§ **Exercise**: Scan the data below. Pull out each line where "sRNA" occurs.

[START Input for this task]

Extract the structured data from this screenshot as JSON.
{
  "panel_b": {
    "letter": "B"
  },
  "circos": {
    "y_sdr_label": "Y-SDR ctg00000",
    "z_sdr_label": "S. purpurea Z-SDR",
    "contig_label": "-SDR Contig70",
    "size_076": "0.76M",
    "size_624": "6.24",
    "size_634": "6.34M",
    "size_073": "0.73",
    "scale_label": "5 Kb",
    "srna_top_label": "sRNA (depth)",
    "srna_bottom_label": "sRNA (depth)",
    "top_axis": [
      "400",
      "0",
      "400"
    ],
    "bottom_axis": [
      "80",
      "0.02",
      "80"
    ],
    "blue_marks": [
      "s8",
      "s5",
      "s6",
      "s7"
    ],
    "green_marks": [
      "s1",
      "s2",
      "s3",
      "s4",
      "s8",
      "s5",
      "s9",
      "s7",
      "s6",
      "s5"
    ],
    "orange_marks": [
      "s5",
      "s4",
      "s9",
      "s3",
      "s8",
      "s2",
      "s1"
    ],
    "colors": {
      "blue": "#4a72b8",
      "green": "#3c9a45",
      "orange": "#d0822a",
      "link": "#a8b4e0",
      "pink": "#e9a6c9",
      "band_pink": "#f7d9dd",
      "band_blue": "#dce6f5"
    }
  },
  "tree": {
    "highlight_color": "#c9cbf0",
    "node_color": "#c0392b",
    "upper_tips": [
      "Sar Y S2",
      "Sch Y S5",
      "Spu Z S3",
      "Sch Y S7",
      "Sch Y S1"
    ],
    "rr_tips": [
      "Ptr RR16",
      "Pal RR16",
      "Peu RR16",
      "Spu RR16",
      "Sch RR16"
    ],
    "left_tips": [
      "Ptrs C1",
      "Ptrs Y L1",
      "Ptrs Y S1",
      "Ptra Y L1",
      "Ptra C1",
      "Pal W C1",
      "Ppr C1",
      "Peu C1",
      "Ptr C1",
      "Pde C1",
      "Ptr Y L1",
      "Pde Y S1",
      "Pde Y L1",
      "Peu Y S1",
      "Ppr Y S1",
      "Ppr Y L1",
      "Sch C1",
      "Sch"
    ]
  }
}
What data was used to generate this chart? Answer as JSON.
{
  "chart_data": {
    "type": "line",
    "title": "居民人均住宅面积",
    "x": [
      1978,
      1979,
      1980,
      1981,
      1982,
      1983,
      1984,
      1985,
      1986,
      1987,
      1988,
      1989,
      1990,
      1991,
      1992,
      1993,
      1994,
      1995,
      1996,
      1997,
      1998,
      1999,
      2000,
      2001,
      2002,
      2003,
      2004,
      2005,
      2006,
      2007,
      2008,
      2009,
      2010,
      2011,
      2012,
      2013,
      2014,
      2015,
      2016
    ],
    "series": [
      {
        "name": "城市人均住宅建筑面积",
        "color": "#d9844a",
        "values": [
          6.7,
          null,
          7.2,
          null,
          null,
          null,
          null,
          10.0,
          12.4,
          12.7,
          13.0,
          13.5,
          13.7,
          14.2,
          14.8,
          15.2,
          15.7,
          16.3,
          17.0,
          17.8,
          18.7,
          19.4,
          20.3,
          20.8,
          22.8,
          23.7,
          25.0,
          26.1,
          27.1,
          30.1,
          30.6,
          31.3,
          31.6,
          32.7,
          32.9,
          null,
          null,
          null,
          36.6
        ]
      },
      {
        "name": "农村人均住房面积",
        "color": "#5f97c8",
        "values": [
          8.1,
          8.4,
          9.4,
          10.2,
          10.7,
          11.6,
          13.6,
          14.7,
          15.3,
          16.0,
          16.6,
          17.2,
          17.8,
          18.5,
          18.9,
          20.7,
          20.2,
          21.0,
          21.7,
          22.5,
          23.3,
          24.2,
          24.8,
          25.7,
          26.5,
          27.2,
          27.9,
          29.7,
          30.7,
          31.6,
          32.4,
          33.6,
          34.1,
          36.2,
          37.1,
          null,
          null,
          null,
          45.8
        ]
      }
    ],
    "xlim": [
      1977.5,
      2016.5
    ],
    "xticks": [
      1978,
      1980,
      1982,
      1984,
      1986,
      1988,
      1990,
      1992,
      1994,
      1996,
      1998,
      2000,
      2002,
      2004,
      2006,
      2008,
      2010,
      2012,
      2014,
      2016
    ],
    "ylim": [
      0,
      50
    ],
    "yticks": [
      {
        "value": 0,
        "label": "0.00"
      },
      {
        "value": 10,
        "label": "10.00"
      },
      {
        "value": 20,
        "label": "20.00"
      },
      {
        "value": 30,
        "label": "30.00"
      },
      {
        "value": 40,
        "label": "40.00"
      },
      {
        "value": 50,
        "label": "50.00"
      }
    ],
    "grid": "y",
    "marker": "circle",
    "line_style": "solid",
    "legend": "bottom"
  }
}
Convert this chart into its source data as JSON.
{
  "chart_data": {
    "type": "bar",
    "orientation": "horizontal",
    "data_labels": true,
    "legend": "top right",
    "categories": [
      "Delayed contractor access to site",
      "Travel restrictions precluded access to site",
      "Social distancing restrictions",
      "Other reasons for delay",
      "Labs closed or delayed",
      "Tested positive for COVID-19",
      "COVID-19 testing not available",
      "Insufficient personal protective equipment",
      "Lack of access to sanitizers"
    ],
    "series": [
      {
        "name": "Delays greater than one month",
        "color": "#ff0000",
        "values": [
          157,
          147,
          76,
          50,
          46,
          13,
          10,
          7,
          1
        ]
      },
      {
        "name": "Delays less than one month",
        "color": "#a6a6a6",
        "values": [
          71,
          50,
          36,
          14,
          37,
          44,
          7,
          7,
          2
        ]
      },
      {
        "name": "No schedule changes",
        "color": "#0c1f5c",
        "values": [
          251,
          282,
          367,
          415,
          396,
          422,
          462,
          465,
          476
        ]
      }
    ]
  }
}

[END Input for this task]

§ **Answer to the task**:
    "srna_top_label": "sRNA (depth)",
    "srna_bottom_label": "sRNA (depth)",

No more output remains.